(Collected data)
[Start]

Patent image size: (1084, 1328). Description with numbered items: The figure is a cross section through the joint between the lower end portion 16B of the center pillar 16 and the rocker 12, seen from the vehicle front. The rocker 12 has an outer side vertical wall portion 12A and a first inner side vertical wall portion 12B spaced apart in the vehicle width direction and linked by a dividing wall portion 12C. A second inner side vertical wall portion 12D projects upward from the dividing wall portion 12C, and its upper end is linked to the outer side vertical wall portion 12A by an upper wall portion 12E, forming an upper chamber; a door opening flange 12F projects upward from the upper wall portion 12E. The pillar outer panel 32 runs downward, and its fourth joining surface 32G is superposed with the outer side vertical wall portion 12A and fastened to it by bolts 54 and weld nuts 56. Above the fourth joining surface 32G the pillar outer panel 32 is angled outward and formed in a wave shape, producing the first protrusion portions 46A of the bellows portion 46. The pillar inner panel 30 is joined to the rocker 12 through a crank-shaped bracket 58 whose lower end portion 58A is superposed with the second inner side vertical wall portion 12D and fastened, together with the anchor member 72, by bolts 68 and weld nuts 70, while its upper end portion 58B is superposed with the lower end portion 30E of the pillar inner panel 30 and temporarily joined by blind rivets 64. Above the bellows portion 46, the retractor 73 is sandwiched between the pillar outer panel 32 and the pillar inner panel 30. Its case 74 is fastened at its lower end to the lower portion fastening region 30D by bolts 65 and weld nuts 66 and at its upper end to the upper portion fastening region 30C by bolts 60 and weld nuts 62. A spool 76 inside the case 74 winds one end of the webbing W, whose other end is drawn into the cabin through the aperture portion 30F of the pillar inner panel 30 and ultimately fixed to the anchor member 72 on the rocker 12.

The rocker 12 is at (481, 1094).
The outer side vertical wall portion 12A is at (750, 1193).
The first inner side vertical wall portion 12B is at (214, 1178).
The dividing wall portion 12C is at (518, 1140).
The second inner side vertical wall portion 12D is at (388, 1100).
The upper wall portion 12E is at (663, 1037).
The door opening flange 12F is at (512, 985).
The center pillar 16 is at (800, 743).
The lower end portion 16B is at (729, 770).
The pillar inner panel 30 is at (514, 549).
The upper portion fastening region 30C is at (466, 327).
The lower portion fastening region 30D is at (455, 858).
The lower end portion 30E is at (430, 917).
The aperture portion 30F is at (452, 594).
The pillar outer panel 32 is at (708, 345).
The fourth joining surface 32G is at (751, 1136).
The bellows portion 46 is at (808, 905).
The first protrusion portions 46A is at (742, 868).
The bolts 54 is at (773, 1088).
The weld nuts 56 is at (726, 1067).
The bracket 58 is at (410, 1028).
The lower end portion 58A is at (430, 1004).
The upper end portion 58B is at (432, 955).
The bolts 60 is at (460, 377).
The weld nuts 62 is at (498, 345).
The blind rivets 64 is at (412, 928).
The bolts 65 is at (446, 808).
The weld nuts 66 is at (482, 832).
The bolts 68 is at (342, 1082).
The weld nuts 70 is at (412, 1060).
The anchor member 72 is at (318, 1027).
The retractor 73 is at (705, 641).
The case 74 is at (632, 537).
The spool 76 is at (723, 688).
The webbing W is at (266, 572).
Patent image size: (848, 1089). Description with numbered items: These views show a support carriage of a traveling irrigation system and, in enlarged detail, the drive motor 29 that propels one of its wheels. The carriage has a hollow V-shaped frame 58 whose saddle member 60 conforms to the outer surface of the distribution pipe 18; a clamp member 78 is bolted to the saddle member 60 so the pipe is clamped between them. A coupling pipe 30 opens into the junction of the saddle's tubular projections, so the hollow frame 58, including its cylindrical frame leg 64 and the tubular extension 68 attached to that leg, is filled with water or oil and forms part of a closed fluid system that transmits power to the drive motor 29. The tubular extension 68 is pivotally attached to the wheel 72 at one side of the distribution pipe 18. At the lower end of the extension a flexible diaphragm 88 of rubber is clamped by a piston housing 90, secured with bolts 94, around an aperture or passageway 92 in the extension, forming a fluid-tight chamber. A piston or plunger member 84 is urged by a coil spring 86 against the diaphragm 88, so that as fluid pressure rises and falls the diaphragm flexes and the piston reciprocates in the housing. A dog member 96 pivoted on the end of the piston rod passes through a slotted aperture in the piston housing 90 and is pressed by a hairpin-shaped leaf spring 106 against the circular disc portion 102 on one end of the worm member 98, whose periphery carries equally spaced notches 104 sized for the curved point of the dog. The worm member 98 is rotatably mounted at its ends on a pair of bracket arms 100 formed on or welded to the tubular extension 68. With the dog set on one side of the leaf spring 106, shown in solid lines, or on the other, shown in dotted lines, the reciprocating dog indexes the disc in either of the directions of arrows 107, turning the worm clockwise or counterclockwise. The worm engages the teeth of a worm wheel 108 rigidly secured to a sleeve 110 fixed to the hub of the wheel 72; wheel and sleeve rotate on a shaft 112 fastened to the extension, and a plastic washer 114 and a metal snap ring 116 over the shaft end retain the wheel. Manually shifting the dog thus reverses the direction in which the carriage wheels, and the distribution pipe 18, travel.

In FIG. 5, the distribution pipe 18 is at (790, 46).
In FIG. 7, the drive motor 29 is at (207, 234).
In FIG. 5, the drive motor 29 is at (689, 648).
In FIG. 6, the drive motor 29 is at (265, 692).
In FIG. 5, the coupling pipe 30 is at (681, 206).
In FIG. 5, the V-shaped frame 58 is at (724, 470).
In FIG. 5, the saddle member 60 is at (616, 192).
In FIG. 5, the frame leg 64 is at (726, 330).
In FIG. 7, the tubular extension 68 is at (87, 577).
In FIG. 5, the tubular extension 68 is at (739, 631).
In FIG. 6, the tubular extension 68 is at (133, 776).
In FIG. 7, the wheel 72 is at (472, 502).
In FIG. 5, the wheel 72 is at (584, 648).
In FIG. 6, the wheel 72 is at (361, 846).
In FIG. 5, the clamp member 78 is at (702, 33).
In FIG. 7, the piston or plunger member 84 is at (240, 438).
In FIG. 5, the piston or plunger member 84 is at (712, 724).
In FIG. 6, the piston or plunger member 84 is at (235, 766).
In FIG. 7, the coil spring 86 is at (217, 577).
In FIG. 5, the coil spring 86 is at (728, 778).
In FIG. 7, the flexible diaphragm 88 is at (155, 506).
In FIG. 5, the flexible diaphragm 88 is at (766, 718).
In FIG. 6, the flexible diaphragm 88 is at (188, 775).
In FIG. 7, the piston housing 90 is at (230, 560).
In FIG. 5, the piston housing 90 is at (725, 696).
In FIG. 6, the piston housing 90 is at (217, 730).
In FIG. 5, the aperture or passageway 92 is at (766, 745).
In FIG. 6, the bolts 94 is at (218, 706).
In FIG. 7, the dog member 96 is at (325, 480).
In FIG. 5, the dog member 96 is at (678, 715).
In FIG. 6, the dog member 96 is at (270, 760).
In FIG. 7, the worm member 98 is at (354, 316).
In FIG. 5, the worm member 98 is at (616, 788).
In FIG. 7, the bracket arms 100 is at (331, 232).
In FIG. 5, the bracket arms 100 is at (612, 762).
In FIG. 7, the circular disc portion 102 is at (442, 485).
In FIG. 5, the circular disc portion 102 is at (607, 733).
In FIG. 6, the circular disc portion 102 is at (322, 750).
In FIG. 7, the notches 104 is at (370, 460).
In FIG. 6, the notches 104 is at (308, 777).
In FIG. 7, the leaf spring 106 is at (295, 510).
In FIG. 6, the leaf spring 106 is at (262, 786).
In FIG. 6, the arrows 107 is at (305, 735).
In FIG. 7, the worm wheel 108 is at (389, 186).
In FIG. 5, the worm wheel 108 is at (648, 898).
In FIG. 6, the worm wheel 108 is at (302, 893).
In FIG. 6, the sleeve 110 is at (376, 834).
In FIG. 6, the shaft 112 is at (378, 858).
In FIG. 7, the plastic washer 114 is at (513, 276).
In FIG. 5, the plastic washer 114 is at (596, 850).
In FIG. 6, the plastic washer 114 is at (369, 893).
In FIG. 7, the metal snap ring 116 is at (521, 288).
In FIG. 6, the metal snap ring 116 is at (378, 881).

[End]

**WHAT YOU WILL DO:**
Put everything from the start of the rows down to the line containing "The first inner" into a numbered list, leaving out any blank lines.

**EXPECTED OUTPUT:**
1. Patent image size: (1084, 1328). Description with numbered items: The figure is a cross section through the joint between the lower end portion 16B of the center pillar 16 and the rocker 12, seen from the vehicle front. The rocker 12 has an outer side vertical wall portion 12A and a first inner side vertical wall portion 12B spaced apart in the vehicle width direction and linked by a dividing wall portion 12C. A second inner side vertical wall portion 12D projects upward from the dividing wall portion 12C, and its upper end is linked to the outer side vertical wall portion 12A by an upper wall portion 12E, forming an upper chamber; a door opening flange 12F projects upward from the upper wall portion 12E. The pillar outer panel 32 runs downward, and its fourth joining surface 32G is superposed with the outer side vertical wall portion 12A and fastened to it by bolts 54 and weld nuts 56. Above the fourth joining surface 32G the pillar outer panel 32 is angled outward and formed in a wave shape, producing the first protrusion portions 46A of the bellows portion 46. The pillar inner panel 30 is joined to the rocker 12 through a crank-shaped bracket 58 whose lower end portion 58A is superposed with the second inner side vertical wall portion 12D and fastened, together with the anchor member 72, by bolts 68 and weld nuts 70, while its upper end portion 58B is superposed with the lower end portion 30E of the pillar inner panel 30 and temporarily joined by blind rivets 64. Above the bellows portion 46, the retractor 73 is sandwiched between the pillar outer panel 32 and the pillar inner panel 30. Its case 74 is fastened at its lower end to the lower portion fastening region 30D by bolts 65 and weld nuts 66 and at its upper end to the upper portion fastening region 30C by bolts 60 and weld nuts 62. A spool 76 inside the case 74 winds one end of the webbing W, whose other end is drawn into the cabin through the aperture portion 30F of the pillar inner panel 30 and ultimately fixed to the anchor member 72 on the rocker 12.
2. The rocker 12 is at (481, 1094).
3. The outer side vertical wall portion 12A is at (750, 1193).
4. The first inner side vertical wall portion 12B is at (214, 1178).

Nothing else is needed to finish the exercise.